Copy each of the rows below character for character, from the first to the last.

======== Recorded data ========

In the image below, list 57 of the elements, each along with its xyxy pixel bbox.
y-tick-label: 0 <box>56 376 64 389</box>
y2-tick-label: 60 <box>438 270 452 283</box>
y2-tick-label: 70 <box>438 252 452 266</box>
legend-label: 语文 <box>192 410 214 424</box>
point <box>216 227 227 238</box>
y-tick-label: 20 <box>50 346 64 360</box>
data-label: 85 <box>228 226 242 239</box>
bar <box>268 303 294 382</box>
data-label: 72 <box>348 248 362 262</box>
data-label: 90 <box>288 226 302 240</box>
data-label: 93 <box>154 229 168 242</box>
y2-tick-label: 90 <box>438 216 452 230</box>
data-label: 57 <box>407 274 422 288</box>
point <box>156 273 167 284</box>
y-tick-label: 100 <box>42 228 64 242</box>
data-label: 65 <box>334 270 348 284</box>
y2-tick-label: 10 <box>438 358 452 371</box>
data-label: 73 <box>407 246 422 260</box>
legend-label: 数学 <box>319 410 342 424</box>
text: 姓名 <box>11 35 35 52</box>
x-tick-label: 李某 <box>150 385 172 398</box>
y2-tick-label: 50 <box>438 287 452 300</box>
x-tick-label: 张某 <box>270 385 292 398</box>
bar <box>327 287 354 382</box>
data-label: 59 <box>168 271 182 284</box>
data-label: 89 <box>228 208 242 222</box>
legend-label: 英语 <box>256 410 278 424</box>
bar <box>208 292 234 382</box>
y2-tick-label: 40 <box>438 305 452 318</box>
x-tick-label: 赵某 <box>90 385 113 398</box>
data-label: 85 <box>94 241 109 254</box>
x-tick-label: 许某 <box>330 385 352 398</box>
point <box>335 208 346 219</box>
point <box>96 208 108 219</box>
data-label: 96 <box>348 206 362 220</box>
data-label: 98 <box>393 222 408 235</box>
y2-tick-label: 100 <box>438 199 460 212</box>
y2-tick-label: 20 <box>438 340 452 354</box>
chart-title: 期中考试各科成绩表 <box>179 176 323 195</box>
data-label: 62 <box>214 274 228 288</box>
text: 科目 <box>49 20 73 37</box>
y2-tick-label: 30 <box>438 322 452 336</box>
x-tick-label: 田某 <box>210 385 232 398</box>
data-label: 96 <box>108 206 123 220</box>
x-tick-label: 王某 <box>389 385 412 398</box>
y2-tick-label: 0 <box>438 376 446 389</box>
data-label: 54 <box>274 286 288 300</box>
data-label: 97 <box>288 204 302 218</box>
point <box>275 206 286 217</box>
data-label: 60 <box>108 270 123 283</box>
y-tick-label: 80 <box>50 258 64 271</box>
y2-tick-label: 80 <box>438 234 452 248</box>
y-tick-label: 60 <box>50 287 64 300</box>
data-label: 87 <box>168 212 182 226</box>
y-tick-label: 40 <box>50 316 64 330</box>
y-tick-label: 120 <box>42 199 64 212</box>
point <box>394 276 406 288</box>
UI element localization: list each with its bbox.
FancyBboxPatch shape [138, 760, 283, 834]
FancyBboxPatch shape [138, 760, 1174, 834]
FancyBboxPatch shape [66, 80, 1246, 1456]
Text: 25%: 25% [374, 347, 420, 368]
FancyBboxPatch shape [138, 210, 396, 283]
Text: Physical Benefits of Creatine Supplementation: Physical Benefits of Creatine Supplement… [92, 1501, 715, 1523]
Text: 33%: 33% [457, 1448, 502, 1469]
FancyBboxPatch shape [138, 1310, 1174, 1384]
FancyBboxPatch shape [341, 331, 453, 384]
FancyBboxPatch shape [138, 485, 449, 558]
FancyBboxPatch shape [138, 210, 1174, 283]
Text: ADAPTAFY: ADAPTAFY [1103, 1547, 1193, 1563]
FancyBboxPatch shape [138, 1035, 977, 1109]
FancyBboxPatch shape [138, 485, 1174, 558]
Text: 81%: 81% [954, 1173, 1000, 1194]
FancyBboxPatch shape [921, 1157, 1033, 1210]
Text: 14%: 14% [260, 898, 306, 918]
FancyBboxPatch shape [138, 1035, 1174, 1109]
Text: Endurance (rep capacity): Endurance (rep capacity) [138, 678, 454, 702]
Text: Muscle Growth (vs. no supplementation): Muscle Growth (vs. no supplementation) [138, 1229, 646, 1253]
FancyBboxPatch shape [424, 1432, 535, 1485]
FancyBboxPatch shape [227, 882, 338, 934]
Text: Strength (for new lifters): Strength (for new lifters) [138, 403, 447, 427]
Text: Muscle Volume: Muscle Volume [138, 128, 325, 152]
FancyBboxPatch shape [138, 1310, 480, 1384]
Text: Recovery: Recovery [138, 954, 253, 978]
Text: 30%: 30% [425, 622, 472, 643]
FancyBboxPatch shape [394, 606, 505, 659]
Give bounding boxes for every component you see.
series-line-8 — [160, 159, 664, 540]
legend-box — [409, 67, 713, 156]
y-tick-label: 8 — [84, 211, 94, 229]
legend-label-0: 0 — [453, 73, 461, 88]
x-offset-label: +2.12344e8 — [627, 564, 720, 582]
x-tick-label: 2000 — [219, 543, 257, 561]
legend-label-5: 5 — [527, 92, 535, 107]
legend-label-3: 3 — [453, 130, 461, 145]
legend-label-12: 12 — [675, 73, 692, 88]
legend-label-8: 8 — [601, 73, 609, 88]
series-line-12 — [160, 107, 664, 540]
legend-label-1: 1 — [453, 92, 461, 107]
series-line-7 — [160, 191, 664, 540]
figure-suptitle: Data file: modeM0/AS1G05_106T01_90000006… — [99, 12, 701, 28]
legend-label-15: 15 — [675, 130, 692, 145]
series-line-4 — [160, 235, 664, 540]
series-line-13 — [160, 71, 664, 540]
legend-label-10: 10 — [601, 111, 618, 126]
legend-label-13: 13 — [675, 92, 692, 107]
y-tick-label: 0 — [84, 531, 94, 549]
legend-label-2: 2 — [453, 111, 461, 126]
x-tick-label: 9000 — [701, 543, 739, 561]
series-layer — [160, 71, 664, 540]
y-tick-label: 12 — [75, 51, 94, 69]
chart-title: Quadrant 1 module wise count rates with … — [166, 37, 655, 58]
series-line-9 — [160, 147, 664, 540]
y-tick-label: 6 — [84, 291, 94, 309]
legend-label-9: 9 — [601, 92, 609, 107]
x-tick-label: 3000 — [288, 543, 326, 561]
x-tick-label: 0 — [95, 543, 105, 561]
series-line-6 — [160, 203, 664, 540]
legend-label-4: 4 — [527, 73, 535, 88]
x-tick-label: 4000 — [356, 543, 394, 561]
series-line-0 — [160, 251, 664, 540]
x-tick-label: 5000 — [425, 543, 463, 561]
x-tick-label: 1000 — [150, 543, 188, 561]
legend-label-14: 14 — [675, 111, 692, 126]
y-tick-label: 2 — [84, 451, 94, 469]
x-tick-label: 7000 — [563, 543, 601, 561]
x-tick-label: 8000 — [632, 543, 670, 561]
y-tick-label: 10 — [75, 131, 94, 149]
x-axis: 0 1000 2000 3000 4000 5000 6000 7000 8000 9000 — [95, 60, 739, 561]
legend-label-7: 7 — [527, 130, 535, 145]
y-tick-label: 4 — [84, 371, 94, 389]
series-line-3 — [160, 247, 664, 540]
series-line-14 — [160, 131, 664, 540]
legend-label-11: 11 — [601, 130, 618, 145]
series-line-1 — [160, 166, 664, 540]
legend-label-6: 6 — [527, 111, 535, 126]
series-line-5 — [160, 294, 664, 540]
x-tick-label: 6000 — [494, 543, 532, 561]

========

## Expected answer
In the image below, list 57 of the elements, each along with its xyxy pixel bbox.
y-tick-label: 0 <box>56 376 64 389</box>
y2-tick-label: 60 <box>438 270 452 283</box>
y2-tick-label: 70 <box>438 252 452 266</box>
legend-label: 语文 <box>192 410 214 424</box>
point <box>216 227 227 238</box>
y-tick-label: 20 <box>50 346 64 360</box>
data-label: 85 <box>228 226 242 239</box>
bar <box>268 303 294 382</box>
data-label: 72 <box>348 248 362 262</box>
data-label: 90 <box>288 226 302 240</box>
data-label: 93 <box>154 229 168 242</box>
y2-tick-label: 90 <box>438 216 452 230</box>
data-label: 57 <box>407 274 422 288</box>
point <box>156 273 167 284</box>
y-tick-label: 100 <box>42 228 64 242</box>
data-label: 65 <box>334 270 348 284</box>
y2-tick-label: 10 <box>438 358 452 371</box>
data-label: 73 <box>407 246 422 260</box>
legend-label: 数学 <box>319 410 342 424</box>
text: 姓名 <box>11 35 35 52</box>
x-tick-label: 李某 <box>150 385 172 398</box>
y2-tick-label: 50 <box>438 287 452 300</box>
x-tick-label: 张某 <box>270 385 292 398</box>
bar <box>327 287 354 382</box>
data-label: 59 <box>168 271 182 284</box>
data-label: 89 <box>228 208 242 222</box>
legend-label: 英语 <box>256 410 278 424</box>
bar <box>208 292 234 382</box>
y2-tick-label: 40 <box>438 305 452 318</box>
x-tick-label: 赵某 <box>90 385 113 398</box>
data-label: 85 <box>94 241 109 254</box>
x-tick-label: 许某 <box>330 385 352 398</box>
point <box>335 208 346 219</box>
point <box>96 208 108 219</box>
data-label: 96 <box>348 206 362 220</box>
data-label: 98 <box>393 222 408 235</box>
y2-tick-label: 100 <box>438 199 460 212</box>
y2-tick-label: 20 <box>438 340 452 354</box>
chart-title: 期中考试各科成绩表 <box>179 176 323 195</box>
data-label: 62 <box>214 274 228 288</box>
text: 科目 <box>49 20 73 37</box>
y2-tick-label: 30 <box>438 322 452 336</box>
x-tick-label: 田某 <box>210 385 232 398</box>
data-label: 96 <box>108 206 123 220</box>
x-tick-label: 王某 <box>389 385 412 398</box>
y2-tick-label: 0 <box>438 376 446 389</box>
data-label: 54 <box>274 286 288 300</box>
data-label: 97 <box>288 204 302 218</box>
point <box>275 206 286 217</box>
data-label: 60 <box>108 270 123 283</box>
y-tick-label: 80 <box>50 258 64 271</box>
y2-tick-label: 80 <box>438 234 452 248</box>
y-tick-label: 60 <box>50 287 64 300</box>
data-label: 87 <box>168 212 182 226</box>
y-tick-label: 40 <box>50 316 64 330</box>
y-tick-label: 120 <box>42 199 64 212</box>
point <box>394 276 406 288</box>
UI element localization: list each with its bbox.
FancyBboxPatch shape [138, 760, 283, 834]
FancyBboxPatch shape [138, 760, 1174, 834]
FancyBboxPatch shape [66, 80, 1246, 1456]
Text: 25%: 25% [374, 347, 420, 368]
FancyBboxPatch shape [138, 210, 396, 283]
Text: Physical Benefits of Creatine Supplementation: Physical Benefits of Creatine Supplement… [92, 1501, 715, 1523]
Text: 33%: 33% [457, 1448, 502, 1469]
FancyBboxPatch shape [138, 1310, 1174, 1384]
FancyBboxPatch shape [341, 331, 453, 384]
FancyBboxPatch shape [138, 485, 449, 558]
FancyBboxPatch shape [138, 210, 1174, 283]
Text: ADAPTAFY: ADAPTAFY [1103, 1547, 1193, 1563]
FancyBboxPatch shape [138, 1035, 977, 1109]
FancyBboxPatch shape [138, 485, 1174, 558]
Text: 81%: 81% [954, 1173, 1000, 1194]
FancyBboxPatch shape [921, 1157, 1033, 1210]
Text: 14%: 14% [260, 898, 306, 918]
FancyBboxPatch shape [138, 1035, 1174, 1109]
Text: Endurance (rep capacity): Endurance (rep capacity) [138, 678, 454, 702]
Text: Muscle Growth (vs. no supplementation): Muscle Growth (vs. no supplementation) [138, 1229, 646, 1253]
FancyBboxPatch shape [424, 1432, 535, 1485]
FancyBboxPatch shape [227, 882, 338, 934]
Text: Strength (for new lifters): Strength (for new lifters) [138, 403, 447, 427]
Text: Muscle Volume: Muscle Volume [138, 128, 325, 152]
FancyBboxPatch shape [138, 1310, 480, 1384]
Text: Recovery: Recovery [138, 954, 253, 978]
Text: 30%: 30% [425, 622, 472, 643]
FancyBboxPatch shape [394, 606, 505, 659]
Give bounding boxes for every component you see.
series-line-8 — [160, 159, 664, 540]
legend-box — [409, 67, 713, 156]
y-tick-label: 8 — [84, 211, 94, 229]
legend-label-0: 0 — [453, 73, 461, 88]
x-offset-label: +2.12344e8 — [627, 564, 720, 582]
x-tick-label: 2000 — [219, 543, 257, 561]
legend-label-5: 5 — [527, 92, 535, 107]
legend-label-3: 3 — [453, 130, 461, 145]
legend-label-12: 12 — [675, 73, 692, 88]
legend-label-8: 8 — [601, 73, 609, 88]
series-line-12 — [160, 107, 664, 540]
legend-label-1: 1 — [453, 92, 461, 107]
series-line-7 — [160, 191, 664, 540]
figure-suptitle: Data file: modeM0/AS1G05_106T01_90000006… — [99, 12, 701, 28]
legend-label-15: 15 — [675, 130, 692, 145]
series-line-4 — [160, 235, 664, 540]
series-line-13 — [160, 71, 664, 540]
legend-label-10: 10 — [601, 111, 618, 126]
legend-label-13: 13 — [675, 92, 692, 107]
y-tick-label: 0 — [84, 531, 94, 549]
legend-label-2: 2 — [453, 111, 461, 126]
x-tick-label: 9000 — [701, 543, 739, 561]
series-layer — [160, 71, 664, 540]
y-tick-label: 12 — [75, 51, 94, 69]
chart-title: Quadrant 1 module wise count rates with … — [166, 37, 655, 58]
series-line-9 — [160, 147, 664, 540]
y-tick-label: 6 — [84, 291, 94, 309]
legend-label-9: 9 — [601, 92, 609, 107]
x-tick-label: 3000 — [288, 543, 326, 561]
x-tick-label: 0 — [95, 543, 105, 561]
series-line-6 — [160, 203, 664, 540]
legend-label-4: 4 — [527, 73, 535, 88]
x-tick-label: 4000 — [356, 543, 394, 561]
series-line-0 — [160, 251, 664, 540]
x-tick-label: 5000 — [425, 543, 463, 561]
x-tick-label: 1000 — [150, 543, 188, 561]
legend-label-14: 14 — [675, 111, 692, 126]
y-tick-label: 2 — [84, 451, 94, 469]
x-tick-label: 7000 — [563, 543, 601, 561]
x-tick-label: 8000 — [632, 543, 670, 561]
y-tick-label: 10 — [75, 131, 94, 149]
x-axis: 0 1000 2000 3000 4000 5000 6000 7000 8000 9000 — [95, 60, 739, 561]
legend-label-7: 7 — [527, 130, 535, 145]
y-tick-label: 4 — [84, 371, 94, 389]
series-line-3 — [160, 247, 664, 540]
series-line-14 — [160, 131, 664, 540]
legend-label-11: 11 — [601, 130, 618, 145]
series-line-1 — [160, 166, 664, 540]
legend-label-6: 6 — [527, 111, 535, 126]
series-line-5 — [160, 294, 664, 540]
x-tick-label: 6000 — [494, 543, 532, 561]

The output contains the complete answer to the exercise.